§ **Task instructions**
Each entry below needs to be reproduced exactly as given.
BEGIN Records for the exercise
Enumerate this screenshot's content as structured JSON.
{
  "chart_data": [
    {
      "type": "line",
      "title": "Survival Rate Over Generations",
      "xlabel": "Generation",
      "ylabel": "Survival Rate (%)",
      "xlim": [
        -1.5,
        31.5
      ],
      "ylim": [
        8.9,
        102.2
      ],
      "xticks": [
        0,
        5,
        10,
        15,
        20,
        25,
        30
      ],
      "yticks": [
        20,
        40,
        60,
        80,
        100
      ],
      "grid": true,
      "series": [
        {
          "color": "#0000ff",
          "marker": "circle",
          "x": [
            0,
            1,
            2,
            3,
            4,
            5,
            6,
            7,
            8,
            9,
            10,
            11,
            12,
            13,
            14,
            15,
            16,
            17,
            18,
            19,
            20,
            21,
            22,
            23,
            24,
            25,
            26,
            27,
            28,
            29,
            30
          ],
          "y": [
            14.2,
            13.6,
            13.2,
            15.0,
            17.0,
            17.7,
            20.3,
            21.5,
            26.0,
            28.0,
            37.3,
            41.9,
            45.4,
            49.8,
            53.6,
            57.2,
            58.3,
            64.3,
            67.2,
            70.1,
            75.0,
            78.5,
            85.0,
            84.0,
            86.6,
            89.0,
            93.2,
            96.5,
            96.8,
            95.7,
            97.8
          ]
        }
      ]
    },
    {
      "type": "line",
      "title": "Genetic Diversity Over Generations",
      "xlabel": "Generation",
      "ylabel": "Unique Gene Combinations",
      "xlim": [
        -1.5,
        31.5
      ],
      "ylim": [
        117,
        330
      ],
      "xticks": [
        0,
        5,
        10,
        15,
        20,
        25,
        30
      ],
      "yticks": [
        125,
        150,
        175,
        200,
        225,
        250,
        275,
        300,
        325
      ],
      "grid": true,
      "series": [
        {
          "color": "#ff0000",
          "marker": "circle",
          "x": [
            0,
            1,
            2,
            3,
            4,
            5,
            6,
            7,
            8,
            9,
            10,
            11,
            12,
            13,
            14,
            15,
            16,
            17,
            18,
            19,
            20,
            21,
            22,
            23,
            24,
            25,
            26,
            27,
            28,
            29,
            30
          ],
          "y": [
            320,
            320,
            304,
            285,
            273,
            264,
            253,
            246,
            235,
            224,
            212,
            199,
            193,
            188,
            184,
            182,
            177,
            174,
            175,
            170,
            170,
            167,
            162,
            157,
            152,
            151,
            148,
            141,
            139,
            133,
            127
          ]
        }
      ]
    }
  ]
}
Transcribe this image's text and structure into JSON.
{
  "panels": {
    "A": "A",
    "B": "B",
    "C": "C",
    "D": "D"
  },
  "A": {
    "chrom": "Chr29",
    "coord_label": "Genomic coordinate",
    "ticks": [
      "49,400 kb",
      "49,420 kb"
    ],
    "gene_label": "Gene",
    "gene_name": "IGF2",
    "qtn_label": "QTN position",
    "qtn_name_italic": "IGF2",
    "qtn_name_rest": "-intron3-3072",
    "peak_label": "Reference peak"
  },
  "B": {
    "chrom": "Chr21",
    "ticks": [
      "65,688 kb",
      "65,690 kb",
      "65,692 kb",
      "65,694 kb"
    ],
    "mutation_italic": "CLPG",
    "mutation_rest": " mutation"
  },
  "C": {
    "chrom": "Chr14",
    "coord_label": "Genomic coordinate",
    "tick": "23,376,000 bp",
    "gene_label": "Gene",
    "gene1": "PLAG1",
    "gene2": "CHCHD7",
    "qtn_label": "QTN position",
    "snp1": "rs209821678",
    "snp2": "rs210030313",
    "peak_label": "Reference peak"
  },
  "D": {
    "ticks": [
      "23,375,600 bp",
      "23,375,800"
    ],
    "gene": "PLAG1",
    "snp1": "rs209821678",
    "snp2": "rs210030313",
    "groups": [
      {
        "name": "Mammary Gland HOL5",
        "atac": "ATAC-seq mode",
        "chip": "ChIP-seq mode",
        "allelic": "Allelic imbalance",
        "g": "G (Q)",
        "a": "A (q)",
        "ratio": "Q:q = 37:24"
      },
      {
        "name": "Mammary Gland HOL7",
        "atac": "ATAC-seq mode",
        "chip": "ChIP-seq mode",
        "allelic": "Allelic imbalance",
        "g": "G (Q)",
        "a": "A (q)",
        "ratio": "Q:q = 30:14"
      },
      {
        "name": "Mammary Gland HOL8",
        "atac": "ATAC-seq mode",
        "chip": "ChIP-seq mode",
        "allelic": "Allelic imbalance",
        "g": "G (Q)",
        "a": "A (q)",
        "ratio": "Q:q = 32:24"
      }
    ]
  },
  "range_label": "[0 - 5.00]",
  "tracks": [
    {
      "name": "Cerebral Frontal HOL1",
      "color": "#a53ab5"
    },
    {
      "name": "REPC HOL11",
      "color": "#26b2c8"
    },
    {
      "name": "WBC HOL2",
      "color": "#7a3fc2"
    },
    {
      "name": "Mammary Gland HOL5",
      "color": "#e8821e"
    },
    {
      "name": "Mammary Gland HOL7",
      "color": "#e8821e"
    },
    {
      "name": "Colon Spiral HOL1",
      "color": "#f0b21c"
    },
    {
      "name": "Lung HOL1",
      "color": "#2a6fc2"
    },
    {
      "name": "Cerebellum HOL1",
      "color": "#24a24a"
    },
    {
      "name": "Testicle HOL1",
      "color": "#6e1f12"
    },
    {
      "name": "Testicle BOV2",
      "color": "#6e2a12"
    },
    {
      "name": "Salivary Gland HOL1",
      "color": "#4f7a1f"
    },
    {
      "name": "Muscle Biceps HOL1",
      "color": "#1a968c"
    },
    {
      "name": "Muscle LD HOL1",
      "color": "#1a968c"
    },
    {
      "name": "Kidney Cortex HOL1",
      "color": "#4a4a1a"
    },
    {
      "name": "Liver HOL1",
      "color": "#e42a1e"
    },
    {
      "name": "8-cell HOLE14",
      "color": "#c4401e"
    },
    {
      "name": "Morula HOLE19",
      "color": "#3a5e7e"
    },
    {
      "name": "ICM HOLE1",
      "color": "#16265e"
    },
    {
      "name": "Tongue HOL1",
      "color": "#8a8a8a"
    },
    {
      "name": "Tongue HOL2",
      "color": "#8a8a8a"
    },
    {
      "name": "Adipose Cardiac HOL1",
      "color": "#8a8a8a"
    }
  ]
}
END Records for the exercise
§ **Written solution**
Enumerate this screenshot's content as structured JSON.
{
  "chart_data": [
    {
      "type": "line",
      "title": "Survival Rate Over Generations",
      "xlabel": "Generation",
      "ylabel": "Survival Rate (%)",
      "xlim": [
        -1.5,
        31.5
      ],
      "ylim": [
        8.9,
        102.2
      ],
      "xticks": [
        0,
        5,
        10,
        15,
        20,
        25,
        30
      ],
      "yticks": [
        20,
        40,
        60,
        80,
        100
      ],
      "grid": true,
      "series": [
        {
          "color": "#0000ff",
          "marker": "circle",
          "x": [
            0,
            1,
            2,
            3,
            4,
            5,
            6,
            7,
            8,
            9,
            10,
            11,
            12,
            13,
            14,
            15,
            16,
            17,
            18,
            19,
            20,
            21,
            22,
            23,
            24,
            25,
            26,
            27,
            28,
            29,
            30
          ],
          "y": [
            14.2,
            13.6,
            13.2,
            15.0,
            17.0,
            17.7,
            20.3,
            21.5,
            26.0,
            28.0,
            37.3,
            41.9,
            45.4,
            49.8,
            53.6,
            57.2,
            58.3,
            64.3,
            67.2,
            70.1,
            75.0,
            78.5,
            85.0,
            84.0,
            86.6,
            89.0,
            93.2,
            96.5,
            96.8,
            95.7,
            97.8
          ]
        }
      ]
    },
    {
      "type": "line",
      "title": "Genetic Diversity Over Generations",
      "xlabel": "Generation",
      "ylabel": "Unique Gene Combinations",
      "xlim": [
        -1.5,
        31.5
      ],
      "ylim": [
        117,
        330
      ],
      "xticks": [
        0,
        5,
        10,
        15,
        20,
        25,
        30
      ],
      "yticks": [
        125,
        150,
        175,
        200,
        225,
        250,
        275,
        300,
        325
      ],
      "grid": true,
      "series": [
        {
          "color": "#ff0000",
          "marker": "circle",
          "x": [
            0,
            1,
            2,
            3,
            4,
            5,
            6,
            7,
            8,
            9,
            10,
            11,
            12,
            13,
            14,
            15,
            16,
            17,
            18,
            19,
            20,
            21,
            22,
            23,
            24,
            25,
            26,
            27,
            28,
            29,
            30
          ],
          "y": [
            320,
            320,
            304,
            285,
            273,
            264,
            253,
            246,
            235,
            224,
            212,
            199,
            193,
            188,
            184,
            182,
            177,
            174,
            175,
            170,
            170,
            167,
            162,
            157,
            152,
            151,
            148,
            141,
            139,
            133,
            127
          ]
        }
      ]
    }
  ]
}
Transcribe this image's text and structure into JSON.
{
  "panels": {
    "A": "A",
    "B": "B",
    "C": "C",
    "D": "D"
  },
  "A": {
    "chrom": "Chr29",
    "coord_label": "Genomic coordinate",
    "ticks": [
      "49,400 kb",
      "49,420 kb"
    ],
    "gene_label": "Gene",
    "gene_name": "IGF2",
    "qtn_label": "QTN position",
    "qtn_name_italic": "IGF2",
    "qtn_name_rest": "-intron3-3072",
    "peak_label": "Reference peak"
  },
  "B": {
    "chrom": "Chr21",
    "ticks": [
      "65,688 kb",
      "65,690 kb",
      "65,692 kb",
      "65,694 kb"
    ],
    "mutation_italic": "CLPG",
    "mutation_rest": " mutation"
  },
  "C": {
    "chrom": "Chr14",
    "coord_label": "Genomic coordinate",
    "tick": "23,376,000 bp",
    "gene_label": "Gene",
    "gene1": "PLAG1",
    "gene2": "CHCHD7",
    "qtn_label": "QTN position",
    "snp1": "rs209821678",
    "snp2": "rs210030313",
    "peak_label": "Reference peak"
  },
  "D": {
    "ticks": [
      "23,375,600 bp",
      "23,375,800"
    ],
    "gene": "PLAG1",
    "snp1": "rs209821678",
    "snp2": "rs210030313",
    "groups": [
      {
        "name": "Mammary Gland HOL5",
        "atac": "ATAC-seq mode",
        "chip": "ChIP-seq mode",
        "allelic": "Allelic imbalance",
        "g": "G (Q)",
        "a": "A (q)",
        "ratio": "Q:q = 37:24"
      },
      {
        "name": "Mammary Gland HOL7",
        "atac": "ATAC-seq mode",
        "chip": "ChIP-seq mode",
        "allelic": "Allelic imbalance",
        "g": "G (Q)",
        "a": "A (q)",
        "ratio": "Q:q = 30:14"
      },
      {
        "name": "Mammary Gland HOL8",
        "atac": "ATAC-seq mode",
        "chip": "ChIP-seq mode",
        "allelic": "Allelic imbalance",
        "g": "G (Q)",
        "a": "A (q)",
        "ratio": "Q:q = 32:24"
      }
    ]
  },
  "range_label": "[0 - 5.00]",
  "tracks": [
    {
      "name": "Cerebral Frontal HOL1",
      "color": "#a53ab5"
    },
    {
      "name": "REPC HOL11",
      "color": "#26b2c8"
    },
    {
      "name": "WBC HOL2",
      "color": "#7a3fc2"
    },
    {
      "name": "Mammary Gland HOL5",
      "color": "#e8821e"
    },
    {
      "name": "Mammary Gland HOL7",
      "color": "#e8821e"
    },
    {
      "name": "Colon Spiral HOL1",
      "color": "#f0b21c"
    },
    {
      "name": "Lung HOL1",
      "color": "#2a6fc2"
    },
    {
      "name": "Cerebellum HOL1",
      "color": "#24a24a"
    },
    {
      "name": "Testicle HOL1",
      "color": "#6e1f12"
    },
    {
      "name": "Testicle BOV2",
      "color": "#6e2a12"
    },
    {
      "name": "Salivary Gland HOL1",
      "color": "#4f7a1f"
    },
    {
      "name": "Muscle Biceps HOL1",
      "color": "#1a968c"
    },
    {
      "name": "Muscle LD HOL1",
      "color": "#1a968c"
    },
    {
      "name": "Kidney Cortex HOL1",
      "color": "#4a4a1a"
    },
    {
      "name": "Liver HOL1",
      "color": "#e42a1e"
    },
    {
      "name": "8-cell HOLE14",
      "color": "#c4401e"
    },
    {
      "name": "Morula HOLE19",
      "color": "#3a5e7e"
    },
    {
      "name": "ICM HOLE1",
      "color": "#16265e"
    },
    {
      "name": "Tongue HOL1",
      "color": "#8a8a8a"
    },
    {
      "name": "Tongue HOL2",
      "color": "#8a8a8a"
    },
    {
      "name": "Adipose Cardiac HOL1",
      "color": "#8a8a8a"
    }
  ]
}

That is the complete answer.